### TASK TO CARRY OUT
Write out each of the rows below without changing anything, keeping them in their original order.

### MATERIAL FOR THIS EXERCISE
>> begin
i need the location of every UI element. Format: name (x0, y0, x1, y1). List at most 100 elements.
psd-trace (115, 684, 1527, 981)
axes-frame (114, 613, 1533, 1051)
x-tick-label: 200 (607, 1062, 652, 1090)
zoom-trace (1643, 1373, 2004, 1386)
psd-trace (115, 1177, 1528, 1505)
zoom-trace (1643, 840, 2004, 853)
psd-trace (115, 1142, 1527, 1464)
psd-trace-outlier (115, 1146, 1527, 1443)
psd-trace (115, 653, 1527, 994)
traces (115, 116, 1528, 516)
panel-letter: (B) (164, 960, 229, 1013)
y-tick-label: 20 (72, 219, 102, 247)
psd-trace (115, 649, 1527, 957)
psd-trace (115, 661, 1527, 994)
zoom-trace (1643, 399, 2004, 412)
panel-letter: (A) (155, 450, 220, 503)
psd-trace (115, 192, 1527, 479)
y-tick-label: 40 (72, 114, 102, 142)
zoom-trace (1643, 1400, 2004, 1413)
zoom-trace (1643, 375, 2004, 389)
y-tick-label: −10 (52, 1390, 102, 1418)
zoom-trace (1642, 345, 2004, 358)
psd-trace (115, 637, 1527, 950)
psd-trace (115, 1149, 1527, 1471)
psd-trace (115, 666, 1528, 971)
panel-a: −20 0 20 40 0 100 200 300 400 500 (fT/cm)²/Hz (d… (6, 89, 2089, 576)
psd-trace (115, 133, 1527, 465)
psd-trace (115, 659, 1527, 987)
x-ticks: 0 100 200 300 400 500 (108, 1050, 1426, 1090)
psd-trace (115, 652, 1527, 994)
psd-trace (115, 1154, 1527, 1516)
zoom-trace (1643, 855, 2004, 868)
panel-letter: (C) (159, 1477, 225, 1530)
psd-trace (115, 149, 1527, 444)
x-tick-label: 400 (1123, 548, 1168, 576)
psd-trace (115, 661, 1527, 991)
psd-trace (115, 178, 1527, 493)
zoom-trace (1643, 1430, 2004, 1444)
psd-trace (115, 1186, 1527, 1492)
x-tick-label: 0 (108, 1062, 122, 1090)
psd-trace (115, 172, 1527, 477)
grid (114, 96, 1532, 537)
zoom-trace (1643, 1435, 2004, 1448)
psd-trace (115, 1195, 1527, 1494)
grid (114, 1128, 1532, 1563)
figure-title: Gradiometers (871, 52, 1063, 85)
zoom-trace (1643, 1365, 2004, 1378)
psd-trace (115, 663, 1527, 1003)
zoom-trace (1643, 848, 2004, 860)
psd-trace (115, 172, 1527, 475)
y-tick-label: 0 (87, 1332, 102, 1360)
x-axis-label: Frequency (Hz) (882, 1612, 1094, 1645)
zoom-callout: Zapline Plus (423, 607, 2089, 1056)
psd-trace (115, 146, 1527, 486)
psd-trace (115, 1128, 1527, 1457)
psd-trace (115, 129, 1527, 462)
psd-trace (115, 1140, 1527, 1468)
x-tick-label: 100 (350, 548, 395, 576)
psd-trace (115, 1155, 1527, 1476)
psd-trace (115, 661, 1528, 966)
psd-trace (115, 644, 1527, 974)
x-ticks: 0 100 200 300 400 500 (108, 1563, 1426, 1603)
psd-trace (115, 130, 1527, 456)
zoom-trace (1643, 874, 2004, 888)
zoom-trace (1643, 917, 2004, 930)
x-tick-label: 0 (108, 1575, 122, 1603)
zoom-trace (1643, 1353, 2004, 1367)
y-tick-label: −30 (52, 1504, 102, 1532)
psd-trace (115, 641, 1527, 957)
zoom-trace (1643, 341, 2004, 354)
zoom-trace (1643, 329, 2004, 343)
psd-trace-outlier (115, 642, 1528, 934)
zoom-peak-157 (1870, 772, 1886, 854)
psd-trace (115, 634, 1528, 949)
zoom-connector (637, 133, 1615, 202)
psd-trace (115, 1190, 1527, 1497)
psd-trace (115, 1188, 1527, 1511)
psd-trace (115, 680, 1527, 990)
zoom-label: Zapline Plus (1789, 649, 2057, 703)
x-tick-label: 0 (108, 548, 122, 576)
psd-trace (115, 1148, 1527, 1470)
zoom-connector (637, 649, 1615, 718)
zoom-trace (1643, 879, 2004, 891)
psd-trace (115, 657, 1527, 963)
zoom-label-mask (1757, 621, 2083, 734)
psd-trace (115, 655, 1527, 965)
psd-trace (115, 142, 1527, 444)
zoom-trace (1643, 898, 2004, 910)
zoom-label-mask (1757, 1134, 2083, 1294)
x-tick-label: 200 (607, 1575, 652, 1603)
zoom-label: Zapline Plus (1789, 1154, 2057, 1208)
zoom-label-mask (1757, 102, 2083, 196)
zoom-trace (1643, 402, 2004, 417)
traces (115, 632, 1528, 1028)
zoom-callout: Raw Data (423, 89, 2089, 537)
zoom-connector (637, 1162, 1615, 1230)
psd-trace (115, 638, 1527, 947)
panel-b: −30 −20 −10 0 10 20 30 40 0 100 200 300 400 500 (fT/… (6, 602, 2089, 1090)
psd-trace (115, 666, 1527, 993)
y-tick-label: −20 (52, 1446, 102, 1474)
>> end
### RESPONSE TO THE EXERCISE
i need the location of every UI element. Format: name (x0, y0, x1, y1). List at most 100 elements.
psd-trace (115, 684, 1527, 981)
axes-frame (114, 613, 1533, 1051)
x-tick-label: 200 (607, 1062, 652, 1090)
zoom-trace (1643, 1373, 2004, 1386)
psd-trace (115, 1177, 1528, 1505)
zoom-trace (1643, 840, 2004, 853)
psd-trace (115, 1142, 1527, 1464)
psd-trace-outlier (115, 1146, 1527, 1443)
psd-trace (115, 653, 1527, 994)
traces (115, 116, 1528, 516)
panel-letter: (B) (164, 960, 229, 1013)
y-tick-label: 20 (72, 219, 102, 247)
psd-trace (115, 649, 1527, 957)
psd-trace (115, 661, 1527, 994)
zoom-trace (1643, 399, 2004, 412)
panel-letter: (A) (155, 450, 220, 503)
psd-trace (115, 192, 1527, 479)
y-tick-label: 40 (72, 114, 102, 142)
zoom-trace (1643, 1400, 2004, 1413)
zoom-trace (1643, 375, 2004, 389)
y-tick-label: −10 (52, 1390, 102, 1418)
zoom-trace (1642, 345, 2004, 358)
psd-trace (115, 637, 1527, 950)
psd-trace (115, 1149, 1527, 1471)
psd-trace (115, 666, 1528, 971)
panel-a: −20 0 20 40 0 100 200 300 400 500 (fT/cm)²/Hz (d… (6, 89, 2089, 576)
psd-trace (115, 133, 1527, 465)
psd-trace (115, 659, 1527, 987)
x-ticks: 0 100 200 300 400 500 (108, 1050, 1426, 1090)
psd-trace (115, 652, 1527, 994)
psd-trace (115, 1154, 1527, 1516)
zoom-trace (1643, 855, 2004, 868)
panel-letter: (C) (159, 1477, 225, 1530)
psd-trace (115, 149, 1527, 444)
x-tick-label: 400 (1123, 548, 1168, 576)
psd-trace (115, 661, 1527, 991)
psd-trace (115, 178, 1527, 493)
zoom-trace (1643, 1430, 2004, 1444)
psd-trace (115, 1186, 1527, 1492)
x-tick-label: 0 (108, 1062, 122, 1090)
psd-trace (115, 172, 1527, 477)
grid (114, 96, 1532, 537)
zoom-trace (1643, 1435, 2004, 1448)
psd-trace (115, 1195, 1527, 1494)
grid (114, 1128, 1532, 1563)
figure-title: Gradiometers (871, 52, 1063, 85)
zoom-trace (1643, 1365, 2004, 1378)
psd-trace (115, 663, 1527, 1003)
zoom-trace (1643, 848, 2004, 860)
psd-trace (115, 172, 1527, 475)
y-tick-label: 0 (87, 1332, 102, 1360)
x-axis-label: Frequency (Hz) (882, 1612, 1094, 1645)
zoom-callout: Zapline Plus (423, 607, 2089, 1056)
psd-trace (115, 146, 1527, 486)
psd-trace (115, 1128, 1527, 1457)
psd-trace (115, 129, 1527, 462)
psd-trace (115, 1140, 1527, 1468)
x-tick-label: 100 (350, 548, 395, 576)
psd-trace (115, 1155, 1527, 1476)
psd-trace (115, 661, 1528, 966)
psd-trace (115, 644, 1527, 974)
x-ticks: 0 100 200 300 400 500 (108, 1563, 1426, 1603)
psd-trace (115, 130, 1527, 456)
zoom-trace (1643, 874, 2004, 888)
zoom-trace (1643, 917, 2004, 930)
x-tick-label: 0 (108, 1575, 122, 1603)
zoom-trace (1643, 1353, 2004, 1367)
y-tick-label: −30 (52, 1504, 102, 1532)
psd-trace (115, 641, 1527, 957)
zoom-trace (1643, 341, 2004, 354)
zoom-trace (1643, 329, 2004, 343)
psd-trace-outlier (115, 642, 1528, 934)
zoom-peak-157 (1870, 772, 1886, 854)
psd-trace (115, 634, 1528, 949)
zoom-connector (637, 133, 1615, 202)
psd-trace (115, 1190, 1527, 1497)
psd-trace (115, 1188, 1527, 1511)
psd-trace (115, 680, 1527, 990)
zoom-label: Zapline Plus (1789, 649, 2057, 703)
x-tick-label: 0 (108, 548, 122, 576)
psd-trace (115, 1148, 1527, 1470)
zoom-connector (637, 649, 1615, 718)
zoom-trace (1643, 879, 2004, 891)
psd-trace (115, 657, 1527, 963)
zoom-label-mask (1757, 621, 2083, 734)
psd-trace (115, 655, 1527, 965)
psd-trace (115, 142, 1527, 444)
zoom-trace (1643, 898, 2004, 910)
zoom-label-mask (1757, 1134, 2083, 1294)
x-tick-label: 200 (607, 1575, 652, 1603)
zoom-label: Zapline Plus (1789, 1154, 2057, 1208)
zoom-label-mask (1757, 102, 2083, 196)
zoom-trace (1643, 402, 2004, 417)
traces (115, 632, 1528, 1028)
zoom-callout: Raw Data (423, 89, 2089, 537)
zoom-connector (637, 1162, 1615, 1230)
psd-trace (115, 638, 1527, 947)
panel-b: −30 −20 −10 0 10 20 30 40 0 100 200 300 400 500 (fT/… (6, 602, 2089, 1090)
psd-trace (115, 666, 1527, 993)
y-tick-label: −20 (52, 1446, 102, 1474)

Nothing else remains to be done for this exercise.